Images are not part of the copy; transcribe all the data exactly.
[Start of section]
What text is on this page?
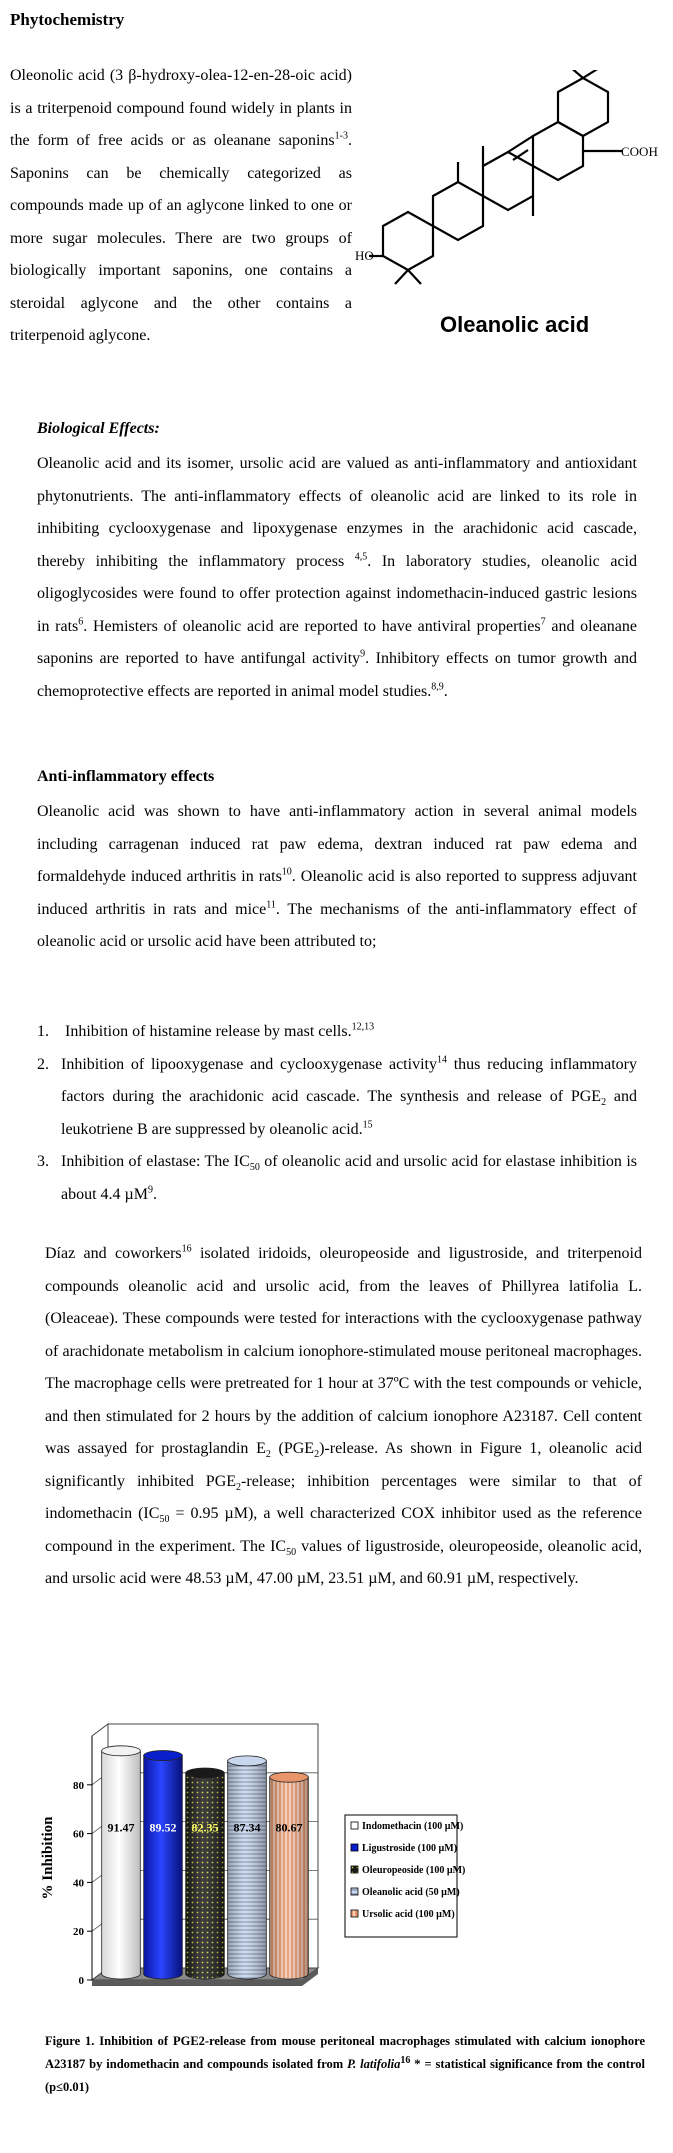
Phytochemistry
Oleonolic acid (3 β-hydroxy-olea-12-en-28-oic acid) is a triterpenoid compound found widely in plants in the form of free acids or as oleanane saponins$^{1-3}$. Saponins can be chemically categorized as compounds made up of an aglycone linked to one or more sugar molecules. There are two groups of biologically important saponins, one contains a steroidal aglycone and the other contains a triterpenoid aglycone.
HO
COOH
Oleanolic acid
Biological Effects:
Oleanolic acid and its isomer, ursolic acid are valued as anti-inflammatory and antioxidant phytonutrients. The anti-inflammatory effects of oleanolic acid are linked to its role in inhibiting cyclooxygenase and lipoxygenase enzymes in the arachidonic acid cascade, thereby inhibiting the inflammatory process $^{4,5}$. In laboratory studies, oleanolic acid oligoglycosides were found to offer protection against indomethacin-induced gastric lesions in rats$^6$. Hemisters of oleanolic acid are reported to have antiviral properties$^7$ and oleanane saponins are reported to have antifungal activity$^9$. Inhibitory effects on tumor growth and chemoprotective effects are reported in animal model studies.$^{8,9}$.
Anti-inflammatory effects
Oleanolic acid was shown to have anti-inflammatory action in several animal models including carragenan induced rat paw edema, dextran induced rat paw edema and formaldehyde induced arthritis in rats$^{10}$. Oleanolic acid is also reported to suppress adjuvant induced arthritis in rats and mice$^{11}$. The mechanisms of the anti-inflammatory effect of oleanolic acid or ursolic acid have been attributed to;
1. Inhibition of histamine release by mast cells.$^{12,13}$
2. Inhibition of lipooxygenase and cyclooxygenase activity$^{14}$ thus reducing inflammatory factors during the arachidonic acid cascade. The synthesis and release of $PGE_2$ and leukotriene B are suppressed by oleanolic acid.$^{15}$
3. Inhibition of elastase: The $IC_{50}$ of oleanolic acid and ursolic acid for elastase inhibition is about 4.4 µM$^9$.
Díaz and coworkers$^{16}$ isolated iridoids, oleuropeoside and ligustroside, and triterpenoid compounds oleanolic acid and ursolic acid, from the leaves of Phillyrea latifolia L. (Oleaceae). These compounds were tested for interactions with the cyclooxygenase pathway of arachidonate metabolism in calcium ionophore-stimulated mouse peritoneal macrophages. The macrophage cells were pretreated for 1 hour at 37ºC with the test compounds or vehicle, and then stimulated for 2 hours by the addition of calcium ionophore A23187. Cell content was assayed for prostaglandin $E_2$ $(PGE_2)$-release. As shown in Figure 1, oleanolic acid significantly inhibited $PGE_2$-release; inhibition percentages were similar to that of indomethacin ($IC_{50} = 0.95$ µM), a well characterized COX inhibitor used as the reference compound in the experiment. The $IC_{50}$ values of ligustroside, oleuropeoside, oleanolic acid, and ursolic acid were 48.53 µM, 47.00 µM, 23.51 µM, and 60.91 µM, respectively.
0
20
40
60
80
% Inhibition	91.47 89.52 82.35 87.34 80.67	Indomethacin (100 µM)
Ligustroside (100 µM)
Oleuropeoside (100 µM)
Oleanolic acid (50 µM)
Ursolic acid (100 µM)
Figure 1. Inhibition of PGE2-release from mouse peritoneal macrophages stimulated with calcium ionophore A23187 by indomethacin and compounds isolated from P. latifolia$^{16}$ * = statistical significance from the control (p≤0.01)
[End of section]
THE ANSWER:
What text is on this page?
Phytochemistry
Oleonolic acid (3 β-hydroxy-olea-12-en-28-oic acid) is a triterpenoid compound found widely in plants in the form of free acids or as oleanane saponins$^{1-3}$. Saponins can be chemically categorized as compounds made up of an aglycone linked to one or more sugar molecules. There are two groups of biologically important saponins, one contains a steroidal aglycone and the other contains a triterpenoid aglycone.
HO
COOH
Oleanolic acid
Biological Effects:
Oleanolic acid and its isomer, ursolic acid are valued as anti-inflammatory and antioxidant phytonutrients. The anti-inflammatory effects of oleanolic acid are linked to its role in inhibiting cyclooxygenase and lipoxygenase enzymes in the arachidonic acid cascade, thereby inhibiting the inflammatory process $^{4,5}$. In laboratory studies, oleanolic acid oligoglycosides were found to offer protection against indomethacin-induced gastric lesions in rats$^6$. Hemisters of oleanolic acid are reported to have antiviral properties$^7$ and oleanane saponins are reported to have antifungal activity$^9$. Inhibitory effects on tumor growth and chemoprotective effects are reported in animal model studies.$^{8,9}$.
Anti-inflammatory effects
Oleanolic acid was shown to have anti-inflammatory action in several animal models including carragenan induced rat paw edema, dextran induced rat paw edema and formaldehyde induced arthritis in rats$^{10}$. Oleanolic acid is also reported to suppress adjuvant induced arthritis in rats and mice$^{11}$. The mechanisms of the anti-inflammatory effect of oleanolic acid or ursolic acid have been attributed to;
1. Inhibition of histamine release by mast cells.$^{12,13}$
2. Inhibition of lipooxygenase and cyclooxygenase activity$^{14}$ thus reducing inflammatory factors during the arachidonic acid cascade. The synthesis and release of $PGE_2$ and leukotriene B are suppressed by oleanolic acid.$^{15}$
3. Inhibition of elastase: The $IC_{50}$ of oleanolic acid and ursolic acid for elastase inhibition is about 4.4 µM$^9$.
Díaz and coworkers$^{16}$ isolated iridoids, oleuropeoside and ligustroside, and triterpenoid compounds oleanolic acid and ursolic acid, from the leaves of Phillyrea latifolia L. (Oleaceae). These compounds were tested for interactions with the cyclooxygenase pathway of arachidonate metabolism in calcium ionophore-stimulated mouse peritoneal macrophages. The macrophage cells were pretreated for 1 hour at 37ºC with the test compounds or vehicle, and then stimulated for 2 hours by the addition of calcium ionophore A23187. Cell content was assayed for prostaglandin $E_2$ $(PGE_2)$-release. As shown in Figure 1, oleanolic acid significantly inhibited $PGE_2$-release; inhibition percentages were similar to that of indomethacin ($IC_{50} = 0.95$ µM), a well characterized COX inhibitor used as the reference compound in the experiment. The $IC_{50}$ values of ligustroside, oleuropeoside, oleanolic acid, and ursolic acid were 48.53 µM, 47.00 µM, 23.51 µM, and 60.91 µM, respectively.
0
20
40
60
80
% Inhibition	91.47 89.52 82.35 87.34 80.67	Indomethacin (100 µM)
Ligustroside (100 µM)
Oleuropeoside (100 µM)
Oleanolic acid (50 µM)
Ursolic acid (100 µM)
Figure 1. Inhibition of PGE2-release from mouse peritoneal macrophages stimulated with calcium ionophore A23187 by indomethacin and compounds isolated from P. latifolia$^{16}$ * = statistical significance from the control (p≤0.01)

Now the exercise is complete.